**YOUR TASK**
Leave out the images; return the rest of the data exactly.

**SUPPLIED RECORDS**
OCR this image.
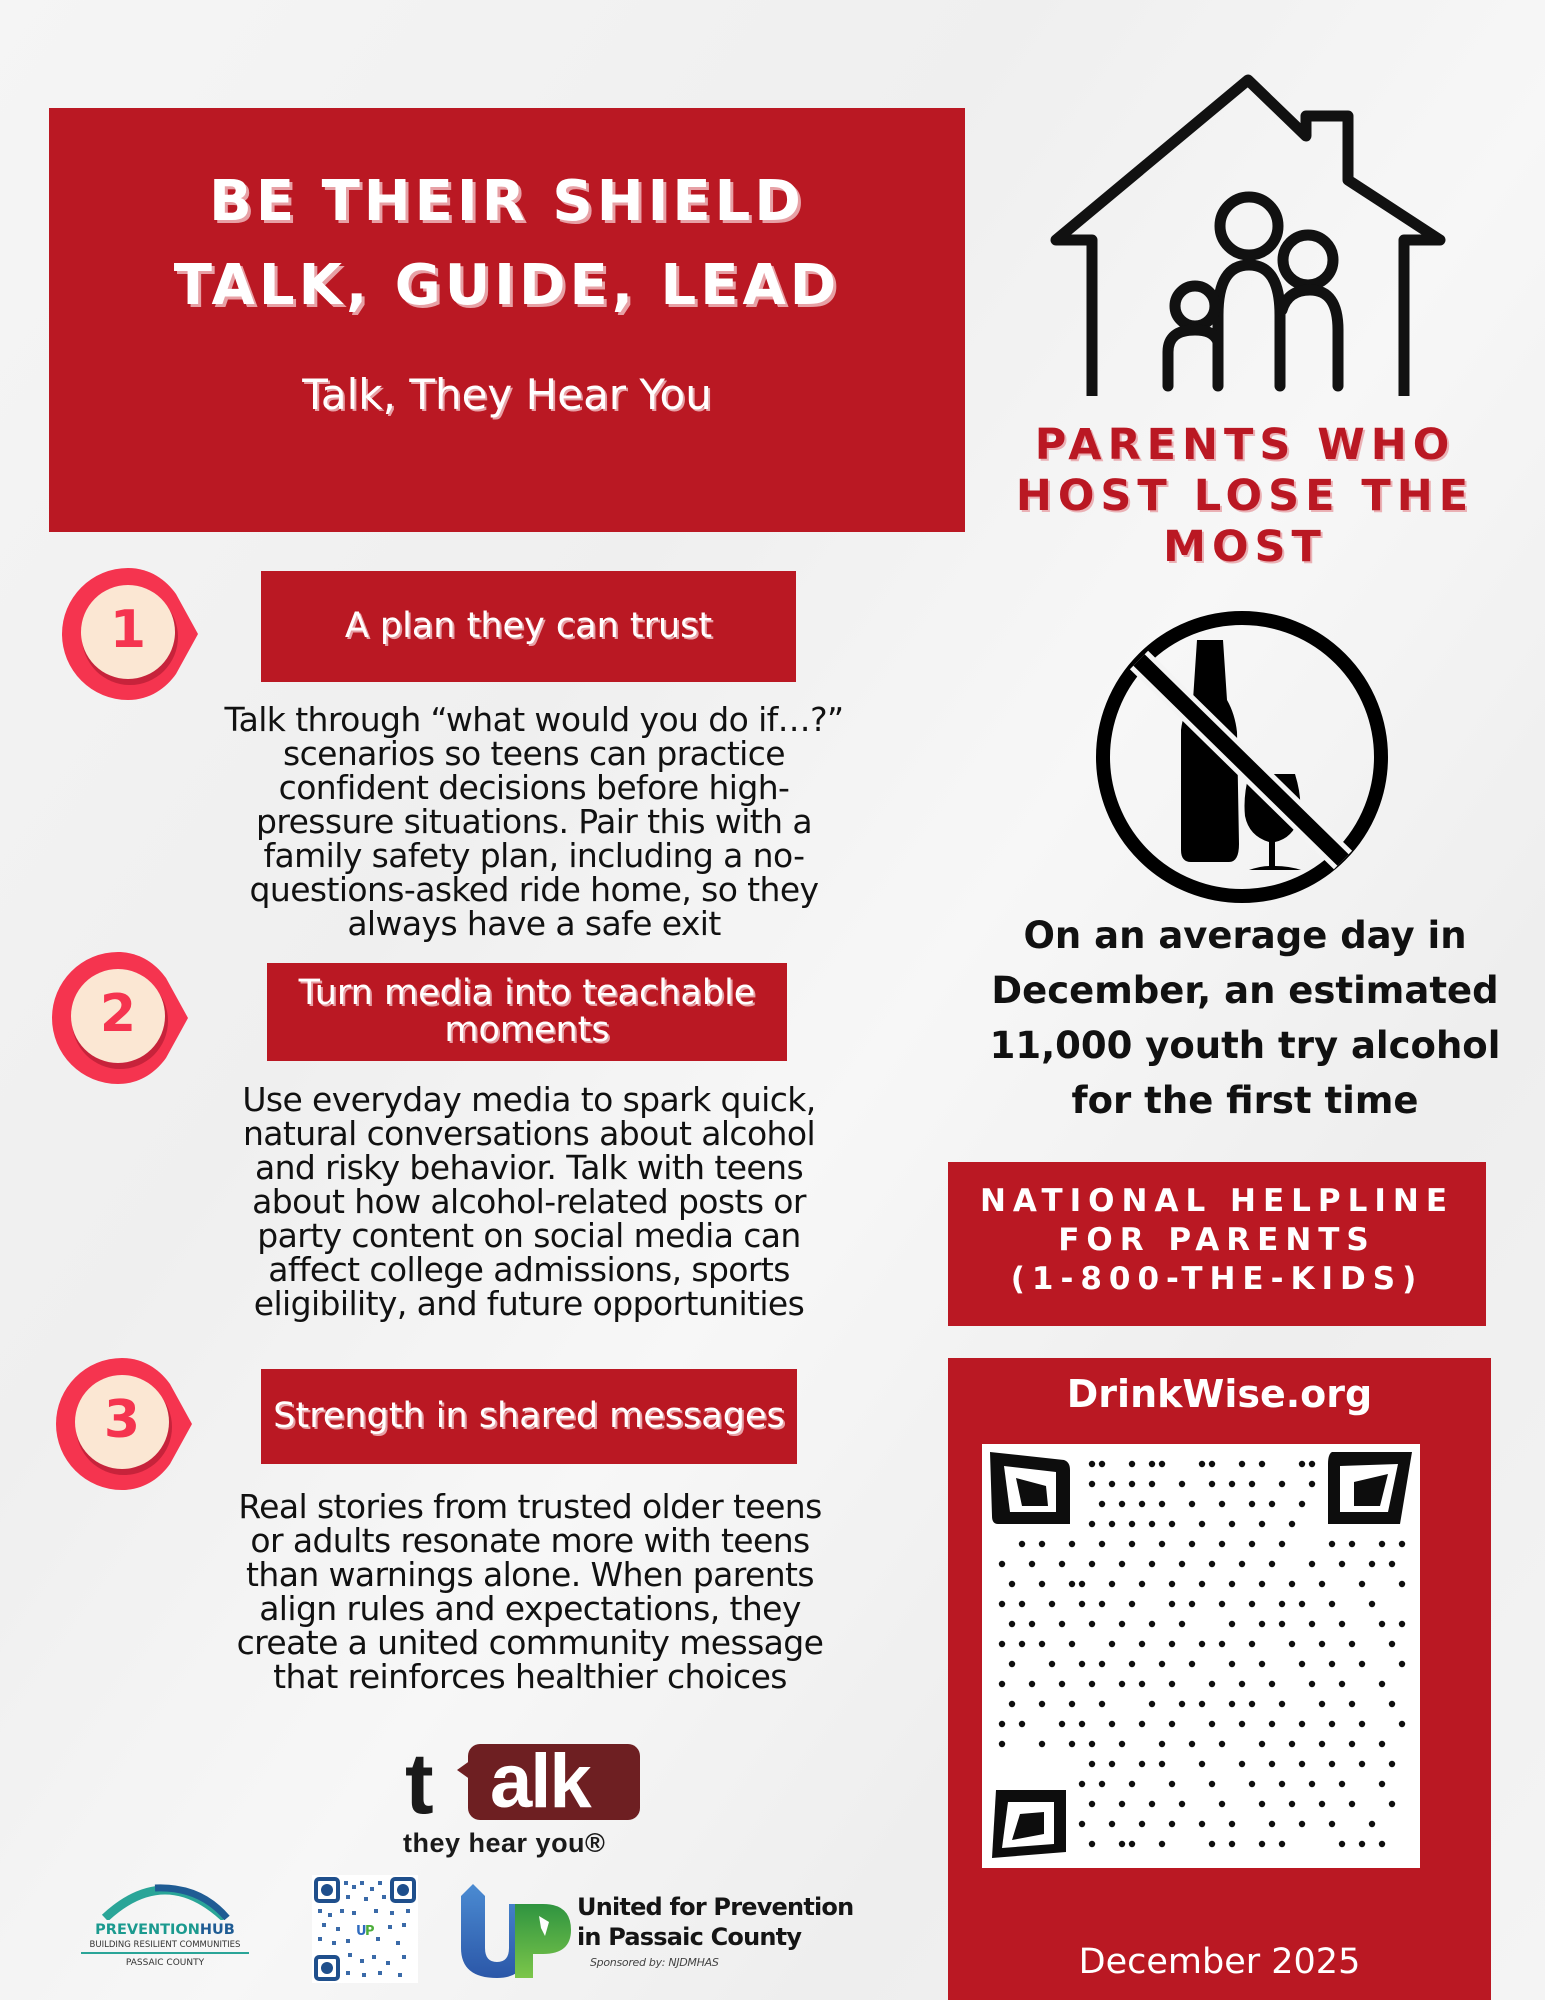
BE THEIR SHIELD
TALK, GUIDE, LEAD
Talk, They Hear You
1	A plan they can trust
Talk through “what would you do if…?” scenarios so teens can practice confident decisions before high-pressure situations. Pair this with a family safety plan, including a no-questions-asked ride home, so they always have a safe exit
2	Turn media into teachable moments
Use everyday media to spark quick, natural conversations about alcohol and risky behavior. Talk with teens about how alcohol-related posts or party content on social media can affect college admissions, sports eligibility, and future opportunities
3	Strength in shared messages
Real stories from trusted older teens or adults resonate more with teens than warnings alone. When parents align rules and expectations, they create a united community message that reinforces healthier choices
alk
t
they hear you®
PREVENTIONHUB
BUILDING RESILIENT COMMUNITIES
PASSAIC COUNTY
U
P
United for Prevention
in Passaic County
Sponsored by: NJDMHAS
PARENTS WHO HOST LOSE THE MOST
On an average day in December, an estimated 11,000 youth try alcohol for the first time
NATIONAL HELPLINE
FOR PARENTS
(1-800-THE-KIDS)
DrinkWise.org
December 2025
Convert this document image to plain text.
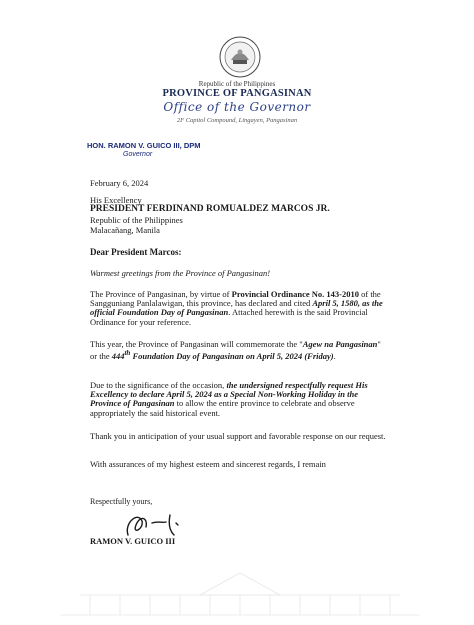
Republic of the Philippines
PROVINCE OF PANGASINAN
Office of the Governor
2F Capitol Compound, Lingayen, Pangasinan
HON. RAMON V. GUICO III, DPM
Governor
February 6, 2024
His Excellency
PRESIDENT FERDINAND ROMUALDEZ MARCOS JR.
Republic of the Philippines
Malacañang, Manila
Dear President Marcos:
Warmest greetings from the Province of Pangasinan!
The Province of Pangasinan, by virtue of Provincial Ordinance No. 143-2010 of the Sangguniang Panlalawigan, this province, has declared and cited April 5, 1580, as the official Foundation Day of Pangasinan. Attached herewith is the said Provincial Ordinance for your reference.
This year, the Province of Pangasinan will commemorate the "Agew na Pangasinan" or the 444th Foundation Day of Pangasinan on April 5, 2024 (Friday).
Due to the significance of the occasion, the undersigned respectfully request His Excellency to declare April 5, 2024 as a Special Non-Working Holiday in the Province of Pangasinan to allow the entire province to celebrate and observe appropriately the said historical event.
Thank you in anticipation of your usual support and favorable response on our request.
With assurances of my highest esteem and sincerest regards, I remain
Respectfully yours,
RAMON V. GUICO III
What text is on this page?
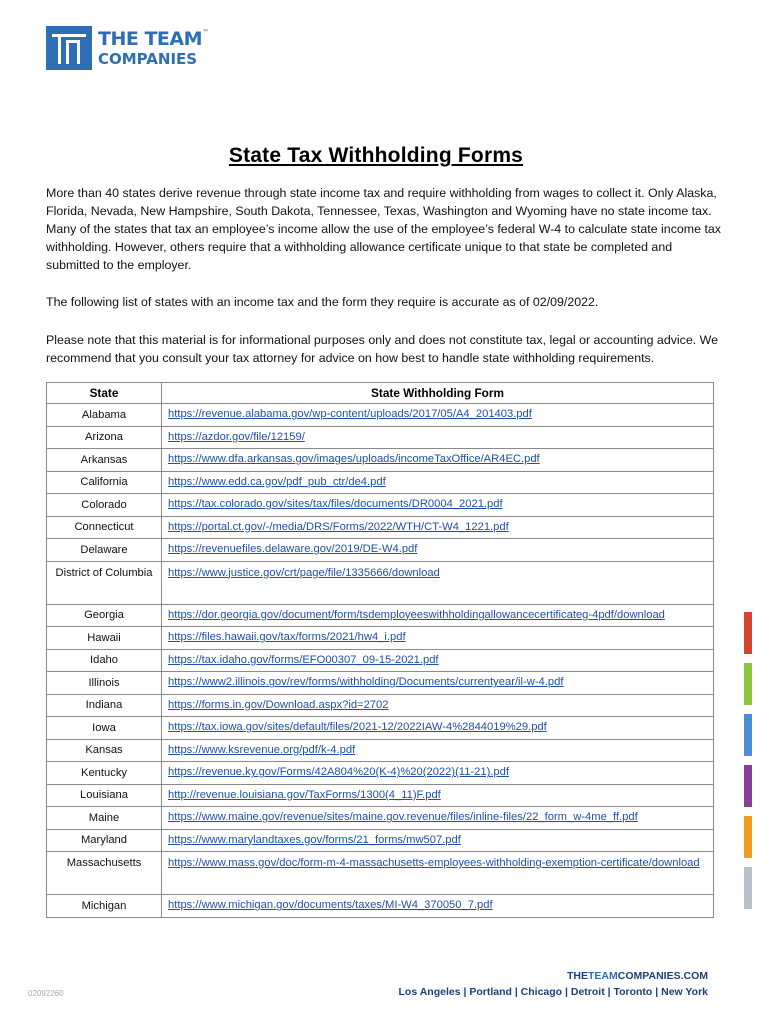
THE TEAM ™
COMPANIES
State Tax Withholding Forms
More than 40 states derive revenue through state income tax and require withholding from wages to collect it. Only Alaska, Florida, Nevada, New Hampshire, South Dakota, Tennessee, Texas, Washington and Wyoming have no state income tax. Many of the states that tax an employee’s income allow the use of the employee’s federal W-4 to calculate state income tax withholding. However, others require that a withholding allowance certificate unique to that state be completed and submitted to the employer.
The following list of states with an income tax and the form they require is accurate as of 02/09/2022.
Please note that this material is for informational purposes only and does not constitute tax, legal or accounting advice. We recommend that you consult your tax attorney for advice on how best to handle state withholding requirements.
State	State Withholding Form
Alabama	https://revenue.alabama.gov/wp-content/uploads/2017/05/A4_201403.pdf
Arizona	https://azdor.gov/file/12159/
Arkansas	https://www.dfa.arkansas.gov/images/uploads/incomeTaxOffice/AR4EC.pdf
California	https://www.edd.ca.gov/pdf_pub_ctr/de4.pdf
Colorado	https://tax.colorado.gov/sites/tax/files/documents/DR0004_2021.pdf
Connecticut	https://portal.ct.gov/-/media/DRS/Forms/2022/WTH/CT-W4_1221.pdf
Delaware	https://revenuefiles.delaware.gov/2019/DE-W4.pdf
District of Columbia	https://www.justice.gov/crt/page/file/1335666/download
Georgia	https://dor.georgia.gov/document/form/tsdemployeeswithholdingallowancecertificateg-4pdf/download
Hawaii	https://files.hawaii.gov/tax/forms/2021/hw4_i.pdf
Idaho	https://tax.idaho.gov/forms/EFO00307_09-15-2021.pdf
Illinois	https://www2.illinois.gov/rev/forms/withholding/Documents/currentyear/il-w-4.pdf
Indiana	https://forms.in.gov/Download.aspx?id=2702
Iowa	https://tax.iowa.gov/sites/default/files/2021-12/2022IAW-4%2844019%29.pdf
Kansas	https://www.ksrevenue.org/pdf/k-4.pdf
Kentucky	https://revenue.ky.gov/Forms/42A804%20(K-4)%20(2022)(11-21).pdf
Louisiana	http://revenue.louisiana.gov/TaxForms/1300(4_11)F.pdf
Maine	https://www.maine.gov/revenue/sites/maine.gov.revenue/files/inline-files/22_form_w-4me_ff.pdf
Maryland	https://www.marylandtaxes.gov/forms/21_forms/mw507.pdf
Massachusetts	https://www.mass.gov/doc/form-m-4-massachusetts-employees-withholding-exemption-certificate/download
Michigan	https://www.michigan.gov/documents/taxes/MI-W4_370050_7.pdf
02092260
THETEAMCOMPANIES.COM
Los Angeles | Portland | Chicago | Detroit | Toronto | New York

**OUTPUT FOR THIS TASK**
OCR this image.
BE THEIR SHIELD
TALK, GUIDE, LEAD
Talk, They Hear You
1	A plan they can trust
Talk through “what would you do if…?” scenarios so teens can practice confident decisions before high-pressure situations. Pair this with a family safety plan, including a no-questions-asked ride home, so they always have a safe exit
2	Turn media into teachable moments
Use everyday media to spark quick, natural conversations about alcohol and risky behavior. Talk with teens about how alcohol-related posts or party content on social media can affect college admissions, sports eligibility, and future opportunities
3	Strength in shared messages
Real stories from trusted older teens or adults resonate more with teens than warnings alone. When parents align rules and expectations, they create a united community message that reinforces healthier choices
alk
t
they hear you®
PREVENTIONHUB
BUILDING RESILIENT COMMUNITIES
PASSAIC COUNTY
U
P
United for Prevention
in Passaic County
Sponsored by: NJDMHAS
PARENTS WHO HOST LOSE THE MOST
On an average day in December, an estimated 11,000 youth try alcohol for the first time
NATIONAL HELPLINE
FOR PARENTS
(1-800-THE-KIDS)
DrinkWise.org
December 2025
Convert this document image to plain text.
Republic of the Philippines
PROVINCE OF PANGASINAN
Office of the Governor
2F Capitol Compound, Lingayen, Pangasinan
HON. RAMON V. GUICO III, DPM
Governor
February 6, 2024
His Excellency
PRESIDENT FERDINAND ROMUALDEZ MARCOS JR.
Republic of the Philippines
Malacañang, Manila
Dear President Marcos:
Warmest greetings from the Province of Pangasinan!
The Province of Pangasinan, by virtue of Provincial Ordinance No. 143-2010 of the Sangguniang Panlalawigan, this province, has declared and cited April 5, 1580, as the official Foundation Day of Pangasinan. Attached herewith is the said Provincial Ordinance for your reference.
This year, the Province of Pangasinan will commemorate the "Agew na Pangasinan" or the 444th Foundation Day of Pangasinan on April 5, 2024 (Friday).
Due to the significance of the occasion, the undersigned respectfully request His Excellency to declare April 5, 2024 as a Special Non-Working Holiday in the Province of Pangasinan to allow the entire province to celebrate and observe appropriately the said historical event.
Thank you in anticipation of your usual support and favorable response on our request.
With assurances of my highest esteem and sincerest regards, I remain
Respectfully yours,
RAMON V. GUICO III
What text is on this page?
THE TEAM ™
COMPANIES
State Tax Withholding Forms
More than 40 states derive revenue through state income tax and require withholding from wages to collect it. Only Alaska, Florida, Nevada, New Hampshire, South Dakota, Tennessee, Texas, Washington and Wyoming have no state income tax. Many of the states that tax an employee’s income allow the use of the employee’s federal W-4 to calculate state income tax withholding. However, others require that a withholding allowance certificate unique to that state be completed and submitted to the employer.
The following list of states with an income tax and the form they require is accurate as of 02/09/2022.
Please note that this material is for informational purposes only and does not constitute tax, legal or accounting advice. We recommend that you consult your tax attorney for advice on how best to handle state withholding requirements.
State	State Withholding Form
Alabama	https://revenue.alabama.gov/wp-content/uploads/2017/05/A4_201403.pdf
Arizona	https://azdor.gov/file/12159/
Arkansas	https://www.dfa.arkansas.gov/images/uploads/incomeTaxOffice/AR4EC.pdf
California	https://www.edd.ca.gov/pdf_pub_ctr/de4.pdf
Colorado	https://tax.colorado.gov/sites/tax/files/documents/DR0004_2021.pdf
Connecticut	https://portal.ct.gov/-/media/DRS/Forms/2022/WTH/CT-W4_1221.pdf
Delaware	https://revenuefiles.delaware.gov/2019/DE-W4.pdf
District of Columbia	https://www.justice.gov/crt/page/file/1335666/download
Georgia	https://dor.georgia.gov/document/form/tsdemployeeswithholdingallowancecertificateg-4pdf/download
Hawaii	https://files.hawaii.gov/tax/forms/2021/hw4_i.pdf
Idaho	https://tax.idaho.gov/forms/EFO00307_09-15-2021.pdf
Illinois	https://www2.illinois.gov/rev/forms/withholding/Documents/currentyear/il-w-4.pdf
Indiana	https://forms.in.gov/Download.aspx?id=2702
Iowa	https://tax.iowa.gov/sites/default/files/2021-12/2022IAW-4%2844019%29.pdf
Kansas	https://www.ksrevenue.org/pdf/k-4.pdf
Kentucky	https://revenue.ky.gov/Forms/42A804%20(K-4)%20(2022)(11-21).pdf
Louisiana	http://revenue.louisiana.gov/TaxForms/1300(4_11)F.pdf
Maine	https://www.maine.gov/revenue/sites/maine.gov.revenue/files/inline-files/22_form_w-4me_ff.pdf
Maryland	https://www.marylandtaxes.gov/forms/21_forms/mw507.pdf
Massachusetts	https://www.mass.gov/doc/form-m-4-massachusetts-employees-withholding-exemption-certificate/download
Michigan	https://www.michigan.gov/documents/taxes/MI-W4_370050_7.pdf
02092260
THETEAMCOMPANIES.COM
Los Angeles | Portland | Chicago | Detroit | Toronto | New York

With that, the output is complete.